• _Task item_
If a line in the entries below includes "aanmelden", pick it out and copy it.
========
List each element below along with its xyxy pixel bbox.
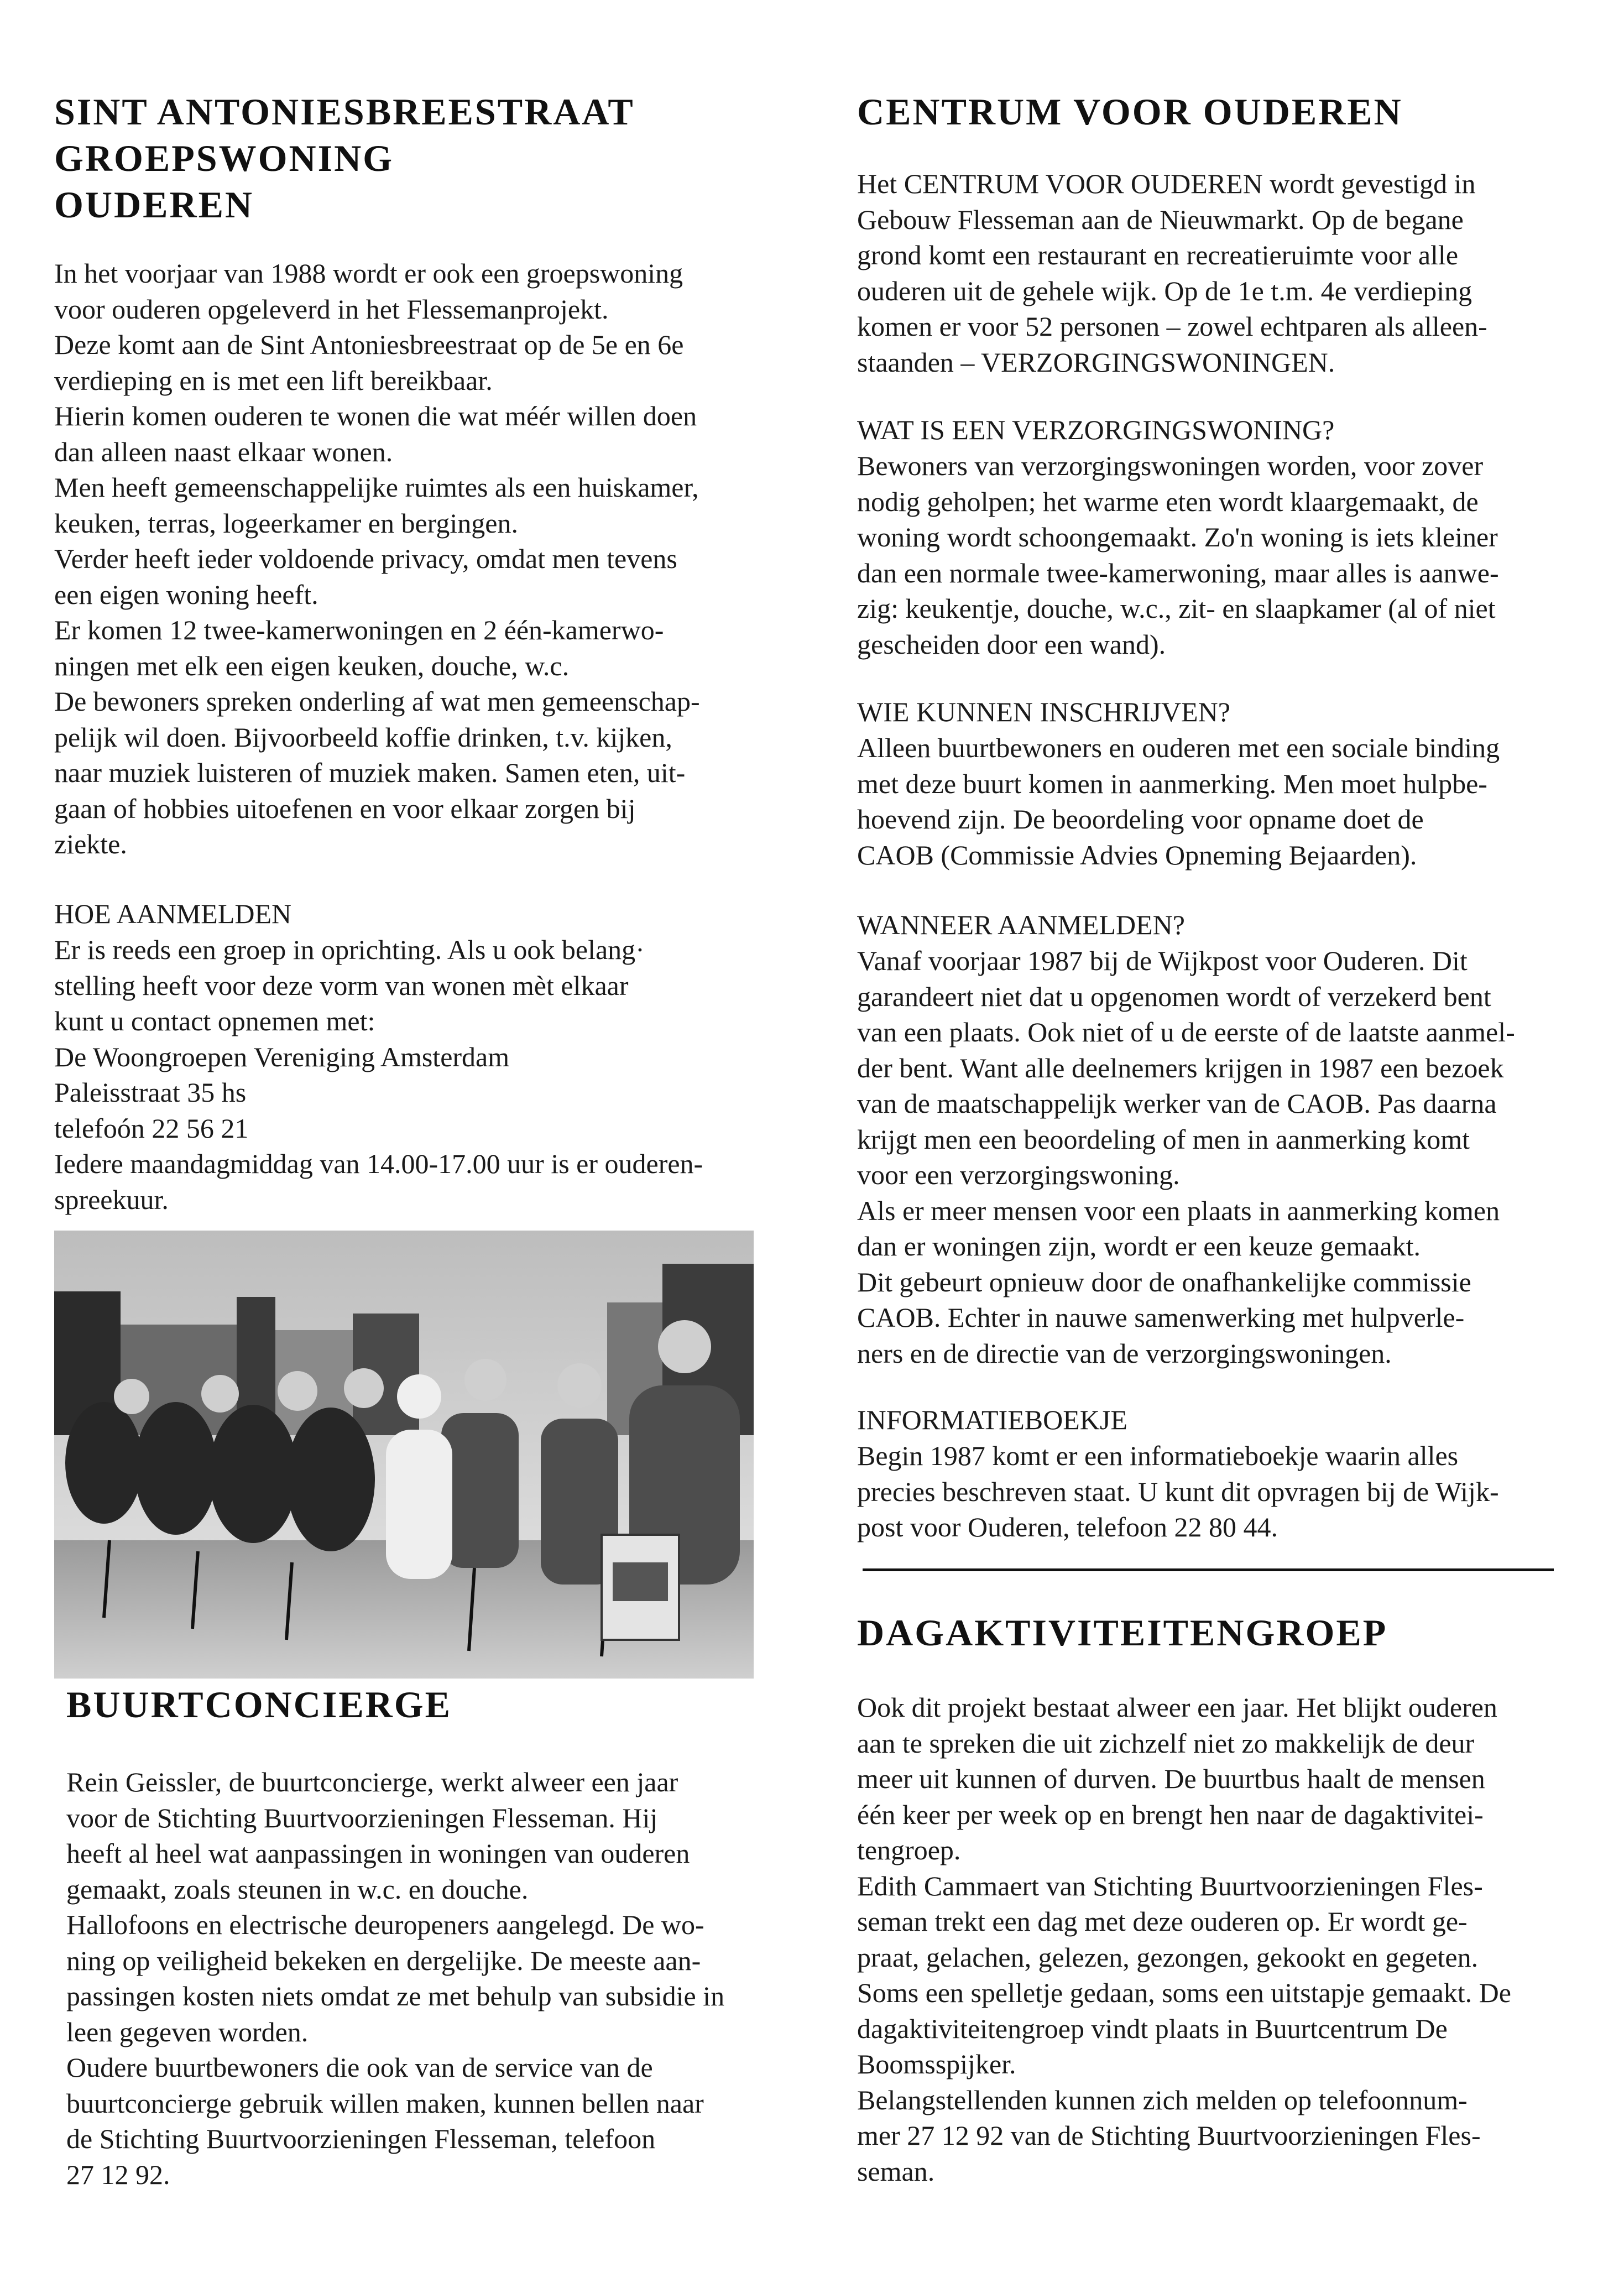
text-line: nodig geholpen; het warme eten wordt klaargemaakt, de bbox=[857, 486, 1479, 517]
text-line: aan te spreken die uit zichzelf niet zo makkelijk de deur bbox=[857, 1727, 1475, 1759]
informatieboekje-heading: INFORMATIEBOEKJE bbox=[857, 1404, 1127, 1435]
text-line: Belangstellenden kunnen zich melden op telefoonnum- bbox=[857, 2084, 1468, 2115]
antonies-title bbox=[54, 88, 759, 228]
text-line: zig: keukentje, douche, w.c., zit- en slaapkamer (al of niet bbox=[857, 593, 1496, 624]
text-line: dan er woningen zijn, wordt er een keuze gemaakt. bbox=[857, 1231, 1421, 1262]
text-line: ouderen uit de gehele wijk. Op de 1e t.m. 4e verdieping bbox=[857, 275, 1472, 306]
text-line: dan een normale twee-kamerwoning, maar alles is aanwe- bbox=[857, 557, 1499, 588]
text-line: Paleisstraat 35 hs bbox=[54, 1077, 247, 1108]
text-line: keuken, terras, logeerkamer en bergingen. bbox=[54, 507, 518, 539]
text-line: Vanaf voorjaar 1987 bij de Wijkpost voor Ouderen. Dit bbox=[857, 945, 1468, 976]
text-line: Hallofoons en electrische deuropeners aangelegd. De wo- bbox=[66, 1909, 704, 1940]
text-line: Edith Cammaert van Stichting Buurtvoorzieningen Fles- bbox=[857, 1870, 1483, 1901]
text-line: Rein Geissler, de buurtconcierge, werkt alweer een jaar bbox=[66, 1766, 678, 1797]
text-line: leen gegeven worden. bbox=[66, 2016, 309, 2047]
group-photo bbox=[54, 1231, 754, 1679]
text-line: verdieping en is met een lift bereikbaar. bbox=[54, 364, 493, 396]
text-line: kunt u contact opnemen met: bbox=[54, 1005, 375, 1036]
concierge-section bbox=[66, 1681, 452, 1728]
text-line: Deze komt aan de Sint Antoniesbreestraat op de 5e en 6e bbox=[54, 329, 684, 360]
text-line: Begin 1987 komt er een informatieboekje waarin alles bbox=[857, 1440, 1459, 1471]
text-line: Oudere buurtbewoners die ook van de service van de bbox=[66, 2052, 653, 2083]
dagaktiviteiten-paragraph bbox=[857, 1690, 1557, 2189]
antonies-title-line: GROEPSWONING bbox=[54, 137, 394, 179]
text-line: Verder heeft ieder voldoende privacy, omdat men tevens bbox=[54, 543, 677, 574]
verzorgingswoning-heading: WAT IS EEN VERZORGINGSWONING? bbox=[857, 414, 1335, 445]
text-line: Soms een spelletje gedaan, soms een uitstapje gemaakt. De bbox=[857, 1977, 1511, 2008]
text-line: gaan of hobbies uitoefenen en voor elkaar zorgen bij bbox=[54, 793, 636, 824]
hoe-aanmelden-paragraph bbox=[54, 932, 759, 1217]
text-line: seman trekt een dag met deze ouderen op. Er wordt ge- bbox=[857, 1906, 1468, 1937]
hoe-aanmelden-heading: HOE AANMELDEN bbox=[54, 898, 292, 929]
text-line: CAOB (Commissie Advies Opneming Bejaarden). bbox=[857, 839, 1417, 871]
text-line: spreekuur. bbox=[54, 1184, 169, 1215]
text-line: mer 27 12 92 van de Stichting Buurtvoorzieningen Fles- bbox=[857, 2120, 1481, 2151]
text-line: van de maatschappelijk werker van de CAOB. Pas daarna bbox=[857, 1088, 1497, 1119]
text-line: der bent. Want alle deelnemers krijgen in 1987 een bezoek bbox=[857, 1052, 1504, 1083]
text-line: passingen kosten niets omdat ze met behulp van subsidie in bbox=[66, 1980, 725, 2011]
text-line: Er is reeds een groep in oprichting. Als u ook belang· bbox=[54, 934, 645, 965]
text-line: CAOB. Echter in nauwe samenwerking met hulpverle- bbox=[857, 1302, 1465, 1333]
inschrijven-paragraph bbox=[857, 730, 1557, 873]
text-line: Bewoners van verzorgingswoningen worden, voor zover bbox=[857, 450, 1484, 481]
text-line: voor een verzorgingswoning. bbox=[857, 1159, 1180, 1190]
text-line: tengroep. bbox=[857, 1834, 961, 1865]
text-line: meer uit kunnen of durven. De buurtbus haalt de mensen bbox=[857, 1763, 1485, 1794]
text-line: dagaktiviteitengroep vindt plaats in Buurtcentrum De bbox=[857, 2013, 1448, 2044]
text-line: van een plaats. Ook niet of u de eerste of de laatste aanmel- bbox=[857, 1017, 1515, 1047]
text-line: De Woongroepen Vereniging Amsterdam bbox=[54, 1041, 510, 1072]
text-line: Iedere maandagmiddag van 14.00-17.00 uur is er ouderen- bbox=[54, 1148, 703, 1179]
text-line: heeft al heel wat aanpassingen in woningen van ouderen bbox=[66, 1838, 690, 1869]
text-line: Als er meer mensen voor een plaats in aanmerking komen bbox=[857, 1195, 1500, 1226]
text-line: precies beschreven staat. U kunt dit opvragen bij de Wijk- bbox=[857, 1476, 1499, 1507]
concierge-title: BUURTCONCIERGE bbox=[66, 1684, 452, 1726]
antonies-title-line: OUDEREN bbox=[54, 184, 254, 226]
antonies-paragraph bbox=[54, 256, 759, 862]
text-line: ningen met elk een eigen keuken, douche, w.c. bbox=[54, 650, 570, 681]
wanneer-aanmelden-heading: WANNEER AANMELDEN? bbox=[857, 909, 1185, 940]
text-line: Er komen 12 twee-kamerwoningen en 2 één-kamerwo- bbox=[54, 614, 664, 645]
text-line: staanden – VERZORGINGSWONINGEN. bbox=[857, 346, 1335, 378]
wanneer-aanmelden-paragraph bbox=[857, 943, 1557, 1371]
text-line: Boomsspijker. bbox=[857, 2049, 1016, 2079]
text-line: krijgt men een beoordeling of men in aanmerking komt bbox=[857, 1123, 1470, 1155]
text-line: dan alleen naast elkaar wonen. bbox=[54, 436, 393, 467]
text-line: ziekte. bbox=[54, 828, 127, 859]
centrum-title: CENTRUM VOOR OUDEREN bbox=[857, 91, 1403, 133]
verzorgingswoning-paragraph bbox=[857, 448, 1557, 662]
text-line: pelijk wil doen. Bijvoorbeeld koffie drinken, t.v. kijken, bbox=[54, 721, 672, 753]
text-line: woning wordt schoongemaakt. Zo'n woning is iets kleiner bbox=[857, 522, 1498, 553]
text-line: Hierin komen ouderen te wonen die wat méér willen doen bbox=[54, 400, 697, 431]
antonies-section bbox=[54, 88, 759, 228]
text-line: telefoón 22 56 21 bbox=[54, 1112, 249, 1144]
text-line: seman. bbox=[857, 2155, 935, 2187]
text-line: komen er voor 52 personen – zowel echtparen als alleen- bbox=[857, 311, 1487, 342]
text-line: grond komt een restaurant en recreatieruimte voor alle bbox=[857, 239, 1459, 270]
centrum-paragraph bbox=[857, 166, 1557, 380]
concierge-paragraph bbox=[66, 1764, 760, 2192]
inschrijven-heading: WIE KUNNEN INSCHRIJVEN? bbox=[857, 696, 1230, 727]
dagaktiviteiten-title: DAGAKTIVITEITENGROEP bbox=[857, 1612, 1388, 1654]
text-line: gemaakt, zoals steunen in w.c. en douche. bbox=[66, 1873, 529, 1905]
text-line: post voor Ouderen, telefoon 22 80 44. bbox=[857, 1512, 1278, 1542]
text-line: buurtconcierge gebruik willen maken, kunnen bellen naar bbox=[66, 2087, 704, 2119]
text-line: hoevend zijn. De beoordeling voor opname doet de bbox=[857, 804, 1424, 835]
text-line: In het voorjaar van 1988 wordt er ook een groepswoning bbox=[54, 258, 683, 289]
text-line: de Stichting Buurtvoorzieningen Flesseman, telefoon bbox=[66, 2123, 656, 2154]
text-line: garandeert niet dat u opgenomen wordt of verzekerd bent bbox=[857, 981, 1491, 1012]
photo-elderly-group-seated bbox=[54, 1231, 754, 1679]
text-line: 27 12 92. bbox=[66, 2159, 170, 2190]
informatieboekje-paragraph bbox=[857, 1438, 1557, 1545]
text-line: voor ouderen opgeleverd in het Flessemanprojekt. bbox=[54, 293, 609, 325]
text-line: Het CENTRUM VOOR OUDEREN wordt gevestigd in bbox=[857, 168, 1476, 199]
text-line: stelling heeft voor deze vorm van wonen mèt elkaar bbox=[54, 970, 629, 1001]
text-line: één keer per week op en brengt hen naar de dagaktivitei- bbox=[857, 1799, 1484, 1830]
text-line: voor de Stichting Buurtvoorzieningen Flesseman. Hij bbox=[66, 1802, 658, 1833]
antonies-title-line: SINT ANTONIESBREESTRAAT bbox=[54, 91, 635, 133]
text-line: praat, gelachen, gelezen, gezongen, gekookt en gegeten. bbox=[857, 1941, 1479, 1973]
text-line: naar muziek luisteren of muziek maken. Samen eten, uit- bbox=[54, 757, 686, 788]
text-line: Dit gebeurt opnieuw door de onafhankelijke commissie bbox=[857, 1266, 1471, 1297]
text-line: gescheiden door een wand). bbox=[857, 628, 1166, 660]
text-line: een eigen woning heeft. bbox=[54, 578, 318, 610]
text-line: Men heeft gemeenschappelijke ruimtes als een huiskamer, bbox=[54, 472, 699, 503]
text-line: met deze buurt komen in aanmerking. Men moet hulpbe- bbox=[857, 768, 1487, 799]
text-line: Gebouw Flesseman aan de Nieuwmarkt. Op de begane bbox=[857, 204, 1464, 235]
text-line: ning op veiligheid bekeken en dergelijke. De meeste aan- bbox=[66, 1945, 701, 1976]
text-line: De bewoners spreken onderling af wat men gemeenschap- bbox=[54, 686, 700, 717]
section-divider bbox=[863, 1568, 1554, 1571]
text-line: Ook dit projekt bestaat alweer een jaar. Het blijkt ouderen bbox=[857, 1692, 1497, 1723]
text-line: Alleen buurtbewoners en ouderen met een sociale binding bbox=[857, 732, 1500, 763]
text-line: ners en de directie van de verzorgingswoningen. bbox=[857, 1337, 1392, 1369]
========
• _Exercise response_
hoe-aanmelden-paragraph bbox=[54, 932, 759, 1217]
hoe-aanmelden-heading: HOE AANMELDEN bbox=[54, 898, 292, 929]
wanneer-aanmelden-heading: WANNEER AANMELDEN? bbox=[857, 909, 1185, 940]
wanneer-aanmelden-paragraph bbox=[857, 943, 1557, 1371]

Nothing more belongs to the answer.